►

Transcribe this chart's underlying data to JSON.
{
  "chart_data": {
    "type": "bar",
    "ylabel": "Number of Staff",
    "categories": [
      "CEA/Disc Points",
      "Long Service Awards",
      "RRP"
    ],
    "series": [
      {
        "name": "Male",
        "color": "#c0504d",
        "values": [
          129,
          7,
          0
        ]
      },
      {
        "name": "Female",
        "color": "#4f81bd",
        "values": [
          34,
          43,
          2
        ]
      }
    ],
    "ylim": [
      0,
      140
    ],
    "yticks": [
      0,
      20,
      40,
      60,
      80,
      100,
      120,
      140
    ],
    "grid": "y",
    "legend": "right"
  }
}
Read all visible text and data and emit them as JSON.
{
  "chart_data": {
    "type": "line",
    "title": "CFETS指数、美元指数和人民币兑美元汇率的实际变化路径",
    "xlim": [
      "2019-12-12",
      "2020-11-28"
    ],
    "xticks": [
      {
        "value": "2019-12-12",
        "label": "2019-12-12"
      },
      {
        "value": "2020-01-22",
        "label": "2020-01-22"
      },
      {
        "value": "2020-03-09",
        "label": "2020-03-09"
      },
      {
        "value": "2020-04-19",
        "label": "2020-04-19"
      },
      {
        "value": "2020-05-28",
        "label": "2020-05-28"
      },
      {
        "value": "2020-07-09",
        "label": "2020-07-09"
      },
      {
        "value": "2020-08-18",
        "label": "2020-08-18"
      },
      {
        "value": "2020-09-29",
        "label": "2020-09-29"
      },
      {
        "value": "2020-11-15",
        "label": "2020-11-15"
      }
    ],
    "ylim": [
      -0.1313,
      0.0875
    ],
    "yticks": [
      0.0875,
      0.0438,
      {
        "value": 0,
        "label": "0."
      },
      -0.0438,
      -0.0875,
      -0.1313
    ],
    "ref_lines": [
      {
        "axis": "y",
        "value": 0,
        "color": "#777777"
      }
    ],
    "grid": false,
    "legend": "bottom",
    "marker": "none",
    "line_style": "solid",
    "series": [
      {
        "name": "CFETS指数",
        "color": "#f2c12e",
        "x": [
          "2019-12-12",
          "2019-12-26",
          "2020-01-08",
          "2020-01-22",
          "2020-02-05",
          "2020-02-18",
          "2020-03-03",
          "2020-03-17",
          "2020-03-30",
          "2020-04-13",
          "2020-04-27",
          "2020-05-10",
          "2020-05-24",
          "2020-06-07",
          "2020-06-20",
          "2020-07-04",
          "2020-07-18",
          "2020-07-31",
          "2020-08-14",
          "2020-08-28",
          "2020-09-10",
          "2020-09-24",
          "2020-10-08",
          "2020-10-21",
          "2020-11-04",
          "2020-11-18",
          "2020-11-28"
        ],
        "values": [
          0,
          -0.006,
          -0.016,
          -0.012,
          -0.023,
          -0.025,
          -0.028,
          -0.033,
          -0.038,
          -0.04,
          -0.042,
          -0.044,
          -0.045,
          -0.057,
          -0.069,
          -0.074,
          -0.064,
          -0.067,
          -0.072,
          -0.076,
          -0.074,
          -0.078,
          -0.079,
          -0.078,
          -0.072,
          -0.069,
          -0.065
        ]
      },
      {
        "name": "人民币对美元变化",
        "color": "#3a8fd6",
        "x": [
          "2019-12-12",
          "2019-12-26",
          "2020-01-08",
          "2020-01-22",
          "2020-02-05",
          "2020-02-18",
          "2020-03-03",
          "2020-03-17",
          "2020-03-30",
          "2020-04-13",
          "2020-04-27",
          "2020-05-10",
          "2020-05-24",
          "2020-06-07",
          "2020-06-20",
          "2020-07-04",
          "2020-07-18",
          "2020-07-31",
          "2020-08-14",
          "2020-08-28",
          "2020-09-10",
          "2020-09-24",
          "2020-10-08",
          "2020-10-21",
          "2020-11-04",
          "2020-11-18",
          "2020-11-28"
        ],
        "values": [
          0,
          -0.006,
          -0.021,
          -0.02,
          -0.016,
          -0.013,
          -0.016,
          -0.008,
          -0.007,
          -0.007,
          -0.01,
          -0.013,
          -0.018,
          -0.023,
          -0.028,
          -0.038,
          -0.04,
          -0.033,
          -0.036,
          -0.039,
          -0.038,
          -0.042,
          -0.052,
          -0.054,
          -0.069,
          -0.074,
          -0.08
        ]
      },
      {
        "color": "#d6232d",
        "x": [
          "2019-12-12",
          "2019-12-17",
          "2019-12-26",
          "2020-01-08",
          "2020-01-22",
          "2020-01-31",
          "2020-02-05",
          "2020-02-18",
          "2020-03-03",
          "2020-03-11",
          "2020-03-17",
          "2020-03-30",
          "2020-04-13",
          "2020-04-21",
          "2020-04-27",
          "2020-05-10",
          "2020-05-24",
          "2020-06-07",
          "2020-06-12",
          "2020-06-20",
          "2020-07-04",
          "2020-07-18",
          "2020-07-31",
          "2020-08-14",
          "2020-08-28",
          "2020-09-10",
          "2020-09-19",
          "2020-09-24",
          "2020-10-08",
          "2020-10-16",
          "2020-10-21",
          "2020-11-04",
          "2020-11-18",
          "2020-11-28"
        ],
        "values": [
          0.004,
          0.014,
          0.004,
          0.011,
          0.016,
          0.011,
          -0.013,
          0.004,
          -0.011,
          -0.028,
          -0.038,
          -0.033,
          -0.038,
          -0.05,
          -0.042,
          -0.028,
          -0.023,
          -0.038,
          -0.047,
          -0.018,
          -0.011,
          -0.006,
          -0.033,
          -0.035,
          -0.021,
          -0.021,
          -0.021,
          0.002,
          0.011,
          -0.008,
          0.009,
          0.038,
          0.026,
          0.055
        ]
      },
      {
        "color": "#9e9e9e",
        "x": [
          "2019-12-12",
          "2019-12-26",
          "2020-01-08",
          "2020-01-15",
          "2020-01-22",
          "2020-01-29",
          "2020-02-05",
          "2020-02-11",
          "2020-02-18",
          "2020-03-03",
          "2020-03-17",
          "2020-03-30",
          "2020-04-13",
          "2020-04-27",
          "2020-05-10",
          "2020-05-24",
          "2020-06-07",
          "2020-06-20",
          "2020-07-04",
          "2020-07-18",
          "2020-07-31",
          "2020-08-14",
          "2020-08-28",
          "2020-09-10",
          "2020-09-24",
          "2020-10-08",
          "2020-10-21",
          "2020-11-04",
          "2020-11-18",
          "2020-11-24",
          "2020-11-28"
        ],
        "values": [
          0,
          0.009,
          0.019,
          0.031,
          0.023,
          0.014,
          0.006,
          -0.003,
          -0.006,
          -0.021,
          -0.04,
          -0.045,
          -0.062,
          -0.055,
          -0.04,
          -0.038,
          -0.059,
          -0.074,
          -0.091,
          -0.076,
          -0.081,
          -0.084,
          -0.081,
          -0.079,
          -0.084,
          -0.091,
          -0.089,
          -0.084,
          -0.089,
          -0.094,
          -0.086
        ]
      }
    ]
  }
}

◄

* Exercise instructions *
Each record above should be restated word for word.

* Written solution *
Transcribe this chart's underlying data to JSON.
{
  "chart_data": {
    "type": "bar",
    "ylabel": "Number of Staff",
    "categories": [
      "CEA/Disc Points",
      "Long Service Awards",
      "RRP"
    ],
    "series": [
      {
        "name": "Male",
        "color": "#c0504d",
        "values": [
          129,
          7,
          0
        ]
      },
      {
        "name": "Female",
        "color": "#4f81bd",
        "values": [
          34,
          43,
          2
        ]
      }
    ],
    "ylim": [
      0,
      140
    ],
    "yticks": [
      0,
      20,
      40,
      60,
      80,
      100,
      120,
      140
    ],
    "grid": "y",
    "legend": "right"
  }
}
Read all visible text and data and emit them as JSON.
{
  "chart_data": {
    "type": "line",
    "title": "CFETS指数、美元指数和人民币兑美元汇率的实际变化路径",
    "xlim": [
      "2019-12-12",
      "2020-11-28"
    ],
    "xticks": [
      {
        "value": "2019-12-12",
        "label": "2019-12-12"
      },
      {
        "value": "2020-01-22",
        "label": "2020-01-22"
      },
      {
        "value": "2020-03-09",
        "label": "2020-03-09"
      },
      {
        "value": "2020-04-19",
        "label": "2020-04-19"
      },
      {
        "value": "2020-05-28",
        "label": "2020-05-28"
      },
      {
        "value": "2020-07-09",
        "label": "2020-07-09"
      },
      {
        "value": "2020-08-18",
        "label": "2020-08-18"
      },
      {
        "value": "2020-09-29",
        "label": "2020-09-29"
      },
      {
        "value": "2020-11-15",
        "label": "2020-11-15"
      }
    ],
    "ylim": [
      -0.1313,
      0.0875
    ],
    "yticks": [
      0.0875,
      0.0438,
      {
        "value": 0,
        "label": "0."
      },
      -0.0438,
      -0.0875,
      -0.1313
    ],
    "ref_lines": [
      {
        "axis": "y",
        "value": 0,
        "color": "#777777"
      }
    ],
    "grid": false,
    "legend": "bottom",
    "marker": "none",
    "line_style": "solid",
    "series": [
      {
        "name": "CFETS指数",
        "color": "#f2c12e",
        "x": [
          "2019-12-12",
          "2019-12-26",
          "2020-01-08",
          "2020-01-22",
          "2020-02-05",
          "2020-02-18",
          "2020-03-03",
          "2020-03-17",
          "2020-03-30",
          "2020-04-13",
          "2020-04-27",
          "2020-05-10",
          "2020-05-24",
          "2020-06-07",
          "2020-06-20",
          "2020-07-04",
          "2020-07-18",
          "2020-07-31",
          "2020-08-14",
          "2020-08-28",
          "2020-09-10",
          "2020-09-24",
          "2020-10-08",
          "2020-10-21",
          "2020-11-04",
          "2020-11-18",
          "2020-11-28"
        ],
        "values": [
          0,
          -0.006,
          -0.016,
          -0.012,
          -0.023,
          -0.025,
          -0.028,
          -0.033,
          -0.038,
          -0.04,
          -0.042,
          -0.044,
          -0.045,
          -0.057,
          -0.069,
          -0.074,
          -0.064,
          -0.067,
          -0.072,
          -0.076,
          -0.074,
          -0.078,
          -0.079,
          -0.078,
          -0.072,
          -0.069,
          -0.065
        ]
      },
      {
        "name": "人民币对美元变化",
        "color": "#3a8fd6",
        "x": [
          "2019-12-12",
          "2019-12-26",
          "2020-01-08",
          "2020-01-22",
          "2020-02-05",
          "2020-02-18",
          "2020-03-03",
          "2020-03-17",
          "2020-03-30",
          "2020-04-13",
          "2020-04-27",
          "2020-05-10",
          "2020-05-24",
          "2020-06-07",
          "2020-06-20",
          "2020-07-04",
          "2020-07-18",
          "2020-07-31",
          "2020-08-14",
          "2020-08-28",
          "2020-09-10",
          "2020-09-24",
          "2020-10-08",
          "2020-10-21",
          "2020-11-04",
          "2020-11-18",
          "2020-11-28"
        ],
        "values": [
          0,
          -0.006,
          -0.021,
          -0.02,
          -0.016,
          -0.013,
          -0.016,
          -0.008,
          -0.007,
          -0.007,
          -0.01,
          -0.013,
          -0.018,
          -0.023,
          -0.028,
          -0.038,
          -0.04,
          -0.033,
          -0.036,
          -0.039,
          -0.038,
          -0.042,
          -0.052,
          -0.054,
          -0.069,
          -0.074,
          -0.08
        ]
      },
      {
        "color": "#d6232d",
        "x": [
          "2019-12-12",
          "2019-12-17",
          "2019-12-26",
          "2020-01-08",
          "2020-01-22",
          "2020-01-31",
          "2020-02-05",
          "2020-02-18",
          "2020-03-03",
          "2020-03-11",
          "2020-03-17",
          "2020-03-30",
          "2020-04-13",
          "2020-04-21",
          "2020-04-27",
          "2020-05-10",
          "2020-05-24",
          "2020-06-07",
          "2020-06-12",
          "2020-06-20",
          "2020-07-04",
          "2020-07-18",
          "2020-07-31",
          "2020-08-14",
          "2020-08-28",
          "2020-09-10",
          "2020-09-19",
          "2020-09-24",
          "2020-10-08",
          "2020-10-16",
          "2020-10-21",
          "2020-11-04",
          "2020-11-18",
          "2020-11-28"
        ],
        "values": [
          0.004,
          0.014,
          0.004,
          0.011,
          0.016,
          0.011,
          -0.013,
          0.004,
          -0.011,
          -0.028,
          -0.038,
          -0.033,
          -0.038,
          -0.05,
          -0.042,
          -0.028,
          -0.023,
          -0.038,
          -0.047,
          -0.018,
          -0.011,
          -0.006,
          -0.033,
          -0.035,
          -0.021,
          -0.021,
          -0.021,
          0.002,
          0.011,
          -0.008,
          0.009,
          0.038,
          0.026,
          0.055
        ]
      },
      {
        "color": "#9e9e9e",
        "x": [
          "2019-12-12",
          "2019-12-26",
          "2020-01-08",
          "2020-01-15",
          "2020-01-22",
          "2020-01-29",
          "2020-02-05",
          "2020-02-11",
          "2020-02-18",
          "2020-03-03",
          "2020-03-17",
          "2020-03-30",
          "2020-04-13",
          "2020-04-27",
          "2020-05-10",
          "2020-05-24",
          "2020-06-07",
          "2020-06-20",
          "2020-07-04",
          "2020-07-18",
          "2020-07-31",
          "2020-08-14",
          "2020-08-28",
          "2020-09-10",
          "2020-09-24",
          "2020-10-08",
          "2020-10-21",
          "2020-11-04",
          "2020-11-18",
          "2020-11-24",
          "2020-11-28"
        ],
        "values": [
          0,
          0.009,
          0.019,
          0.031,
          0.023,
          0.014,
          0.006,
          -0.003,
          -0.006,
          -0.021,
          -0.04,
          -0.045,
          -0.062,
          -0.055,
          -0.04,
          -0.038,
          -0.059,
          -0.074,
          -0.091,
          -0.076,
          -0.081,
          -0.084,
          -0.081,
          -0.079,
          -0.084,
          -0.091,
          -0.089,
          -0.084,
          -0.089,
          -0.094,
          -0.086
        ]
      }
    ]
  }
}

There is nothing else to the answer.